> TASK BRIEF
Below are some entries. Output each one exactly as it appears.

> DATA SHOWN

•••••

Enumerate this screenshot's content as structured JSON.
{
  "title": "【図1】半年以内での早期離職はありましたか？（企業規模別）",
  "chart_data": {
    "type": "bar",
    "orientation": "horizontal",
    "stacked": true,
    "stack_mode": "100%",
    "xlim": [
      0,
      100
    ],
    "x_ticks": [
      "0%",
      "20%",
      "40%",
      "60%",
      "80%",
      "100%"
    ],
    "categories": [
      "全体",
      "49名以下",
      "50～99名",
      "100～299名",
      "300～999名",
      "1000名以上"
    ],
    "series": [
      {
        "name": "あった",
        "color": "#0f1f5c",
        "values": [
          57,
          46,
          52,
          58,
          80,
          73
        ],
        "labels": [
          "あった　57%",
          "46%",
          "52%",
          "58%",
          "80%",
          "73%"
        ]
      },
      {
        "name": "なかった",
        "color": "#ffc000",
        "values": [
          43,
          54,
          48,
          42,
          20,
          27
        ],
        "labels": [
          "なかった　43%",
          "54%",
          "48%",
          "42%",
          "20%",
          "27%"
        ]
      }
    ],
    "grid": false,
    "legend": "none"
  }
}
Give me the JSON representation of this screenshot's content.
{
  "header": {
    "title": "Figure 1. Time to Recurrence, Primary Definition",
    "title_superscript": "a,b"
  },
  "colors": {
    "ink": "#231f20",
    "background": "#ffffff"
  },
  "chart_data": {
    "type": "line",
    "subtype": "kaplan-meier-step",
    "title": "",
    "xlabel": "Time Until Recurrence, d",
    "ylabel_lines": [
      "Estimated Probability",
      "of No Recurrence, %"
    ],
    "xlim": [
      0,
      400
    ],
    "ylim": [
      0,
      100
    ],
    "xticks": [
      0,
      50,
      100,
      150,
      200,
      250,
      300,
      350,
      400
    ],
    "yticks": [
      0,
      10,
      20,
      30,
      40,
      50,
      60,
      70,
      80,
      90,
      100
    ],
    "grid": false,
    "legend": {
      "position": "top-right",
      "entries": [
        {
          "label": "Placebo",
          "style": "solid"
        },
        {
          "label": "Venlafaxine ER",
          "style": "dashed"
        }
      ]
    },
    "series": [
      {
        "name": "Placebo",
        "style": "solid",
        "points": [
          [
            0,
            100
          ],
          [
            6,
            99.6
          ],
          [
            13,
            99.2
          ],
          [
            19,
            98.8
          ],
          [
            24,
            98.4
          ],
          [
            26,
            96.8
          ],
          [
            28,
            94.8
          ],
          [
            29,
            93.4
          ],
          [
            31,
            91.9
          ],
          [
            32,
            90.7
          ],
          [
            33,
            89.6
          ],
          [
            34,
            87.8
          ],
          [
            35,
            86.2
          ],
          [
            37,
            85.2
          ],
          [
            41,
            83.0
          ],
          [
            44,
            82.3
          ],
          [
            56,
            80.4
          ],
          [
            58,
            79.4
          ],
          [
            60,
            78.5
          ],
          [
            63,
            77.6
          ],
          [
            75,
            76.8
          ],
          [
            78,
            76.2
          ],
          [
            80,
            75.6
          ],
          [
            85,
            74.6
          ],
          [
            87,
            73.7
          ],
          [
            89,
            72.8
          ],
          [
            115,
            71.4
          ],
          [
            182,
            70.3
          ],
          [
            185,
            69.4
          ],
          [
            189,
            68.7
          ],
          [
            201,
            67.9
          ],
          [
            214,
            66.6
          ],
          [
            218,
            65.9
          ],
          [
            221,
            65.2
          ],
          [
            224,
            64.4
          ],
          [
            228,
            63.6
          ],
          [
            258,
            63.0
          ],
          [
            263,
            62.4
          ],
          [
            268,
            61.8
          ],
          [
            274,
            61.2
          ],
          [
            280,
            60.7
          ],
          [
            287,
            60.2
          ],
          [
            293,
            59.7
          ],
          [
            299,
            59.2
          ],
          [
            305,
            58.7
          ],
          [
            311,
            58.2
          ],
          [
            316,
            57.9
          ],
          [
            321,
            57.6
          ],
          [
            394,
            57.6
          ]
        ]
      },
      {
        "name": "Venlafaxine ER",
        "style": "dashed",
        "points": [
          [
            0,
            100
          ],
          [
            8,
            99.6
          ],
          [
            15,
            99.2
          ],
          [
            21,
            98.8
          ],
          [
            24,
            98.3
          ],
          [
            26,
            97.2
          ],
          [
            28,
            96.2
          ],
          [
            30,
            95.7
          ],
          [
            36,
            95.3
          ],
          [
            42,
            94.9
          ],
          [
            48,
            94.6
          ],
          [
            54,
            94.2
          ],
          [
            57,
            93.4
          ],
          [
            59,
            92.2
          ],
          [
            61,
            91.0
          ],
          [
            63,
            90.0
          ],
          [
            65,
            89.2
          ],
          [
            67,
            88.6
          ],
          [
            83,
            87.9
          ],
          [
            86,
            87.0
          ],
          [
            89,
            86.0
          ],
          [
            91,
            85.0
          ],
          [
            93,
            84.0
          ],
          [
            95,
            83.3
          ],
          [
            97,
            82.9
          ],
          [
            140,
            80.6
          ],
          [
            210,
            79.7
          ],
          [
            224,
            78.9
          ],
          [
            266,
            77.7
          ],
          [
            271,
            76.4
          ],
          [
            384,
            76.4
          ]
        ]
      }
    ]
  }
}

•••••

> REPLY
Enumerate this screenshot's content as structured JSON.
{
  "title": "【図1】半年以内での早期離職はありましたか？（企業規模別）",
  "chart_data": {
    "type": "bar",
    "orientation": "horizontal",
    "stacked": true,
    "stack_mode": "100%",
    "xlim": [
      0,
      100
    ],
    "x_ticks": [
      "0%",
      "20%",
      "40%",
      "60%",
      "80%",
      "100%"
    ],
    "categories": [
      "全体",
      "49名以下",
      "50～99名",
      "100～299名",
      "300～999名",
      "1000名以上"
    ],
    "series": [
      {
        "name": "あった",
        "color": "#0f1f5c",
        "values": [
          57,
          46,
          52,
          58,
          80,
          73
        ],
        "labels": [
          "あった　57%",
          "46%",
          "52%",
          "58%",
          "80%",
          "73%"
        ]
      },
      {
        "name": "なかった",
        "color": "#ffc000",
        "values": [
          43,
          54,
          48,
          42,
          20,
          27
        ],
        "labels": [
          "なかった　43%",
          "54%",
          "48%",
          "42%",
          "20%",
          "27%"
        ]
      }
    ],
    "grid": false,
    "legend": "none"
  }
}
Give me the JSON representation of this screenshot's content.
{
  "header": {
    "title": "Figure 1. Time to Recurrence, Primary Definition",
    "title_superscript": "a,b"
  },
  "colors": {
    "ink": "#231f20",
    "background": "#ffffff"
  },
  "chart_data": {
    "type": "line",
    "subtype": "kaplan-meier-step",
    "title": "",
    "xlabel": "Time Until Recurrence, d",
    "ylabel_lines": [
      "Estimated Probability",
      "of No Recurrence, %"
    ],
    "xlim": [
      0,
      400
    ],
    "ylim": [
      0,
      100
    ],
    "xticks": [
      0,
      50,
      100,
      150,
      200,
      250,
      300,
      350,
      400
    ],
    "yticks": [
      0,
      10,
      20,
      30,
      40,
      50,
      60,
      70,
      80,
      90,
      100
    ],
    "grid": false,
    "legend": {
      "position": "top-right",
      "entries": [
        {
          "label": "Placebo",
          "style": "solid"
        },
        {
          "label": "Venlafaxine ER",
          "style": "dashed"
        }
      ]
    },
    "series": [
      {
        "name": "Placebo",
        "style": "solid",
        "points": [
          [
            0,
            100
          ],
          [
            6,
            99.6
          ],
          [
            13,
            99.2
          ],
          [
            19,
            98.8
          ],
          [
            24,
            98.4
          ],
          [
            26,
            96.8
          ],
          [
            28,
            94.8
          ],
          [
            29,
            93.4
          ],
          [
            31,
            91.9
          ],
          [
            32,
            90.7
          ],
          [
            33,
            89.6
          ],
          [
            34,
            87.8
          ],
          [
            35,
            86.2
          ],
          [
            37,
            85.2
          ],
          [
            41,
            83.0
          ],
          [
            44,
            82.3
          ],
          [
            56,
            80.4
          ],
          [
            58,
            79.4
          ],
          [
            60,
            78.5
          ],
          [
            63,
            77.6
          ],
          [
            75,
            76.8
          ],
          [
            78,
            76.2
          ],
          [
            80,
            75.6
          ],
          [
            85,
            74.6
          ],
          [
            87,
            73.7
          ],
          [
            89,
            72.8
          ],
          [
            115,
            71.4
          ],
          [
            182,
            70.3
          ],
          [
            185,
            69.4
          ],
          [
            189,
            68.7
          ],
          [
            201,
            67.9
          ],
          [
            214,
            66.6
          ],
          [
            218,
            65.9
          ],
          [
            221,
            65.2
          ],
          [
            224,
            64.4
          ],
          [
            228,
            63.6
          ],
          [
            258,
            63.0
          ],
          [
            263,
            62.4
          ],
          [
            268,
            61.8
          ],
          [
            274,
            61.2
          ],
          [
            280,
            60.7
          ],
          [
            287,
            60.2
          ],
          [
            293,
            59.7
          ],
          [
            299,
            59.2
          ],
          [
            305,
            58.7
          ],
          [
            311,
            58.2
          ],
          [
            316,
            57.9
          ],
          [
            321,
            57.6
          ],
          [
            394,
            57.6
          ]
        ]
      },
      {
        "name": "Venlafaxine ER",
        "style": "dashed",
        "points": [
          [
            0,
            100
          ],
          [
            8,
            99.6
          ],
          [
            15,
            99.2
          ],
          [
            21,
            98.8
          ],
          [
            24,
            98.3
          ],
          [
            26,
            97.2
          ],
          [
            28,
            96.2
          ],
          [
            30,
            95.7
          ],
          [
            36,
            95.3
          ],
          [
            42,
            94.9
          ],
          [
            48,
            94.6
          ],
          [
            54,
            94.2
          ],
          [
            57,
            93.4
          ],
          [
            59,
            92.2
          ],
          [
            61,
            91.0
          ],
          [
            63,
            90.0
          ],
          [
            65,
            89.2
          ],
          [
            67,
            88.6
          ],
          [
            83,
            87.9
          ],
          [
            86,
            87.0
          ],
          [
            89,
            86.0
          ],
          [
            91,
            85.0
          ],
          [
            93,
            84.0
          ],
          [
            95,
            83.3
          ],
          [
            97,
            82.9
          ],
          [
            140,
            80.6
          ],
          [
            210,
            79.7
          ],
          [
            224,
            78.9
          ],
          [
            266,
            77.7
          ],
          [
            271,
            76.4
          ],
          [
            384,
            76.4
          ]
        ]
      }
    ]
  }
}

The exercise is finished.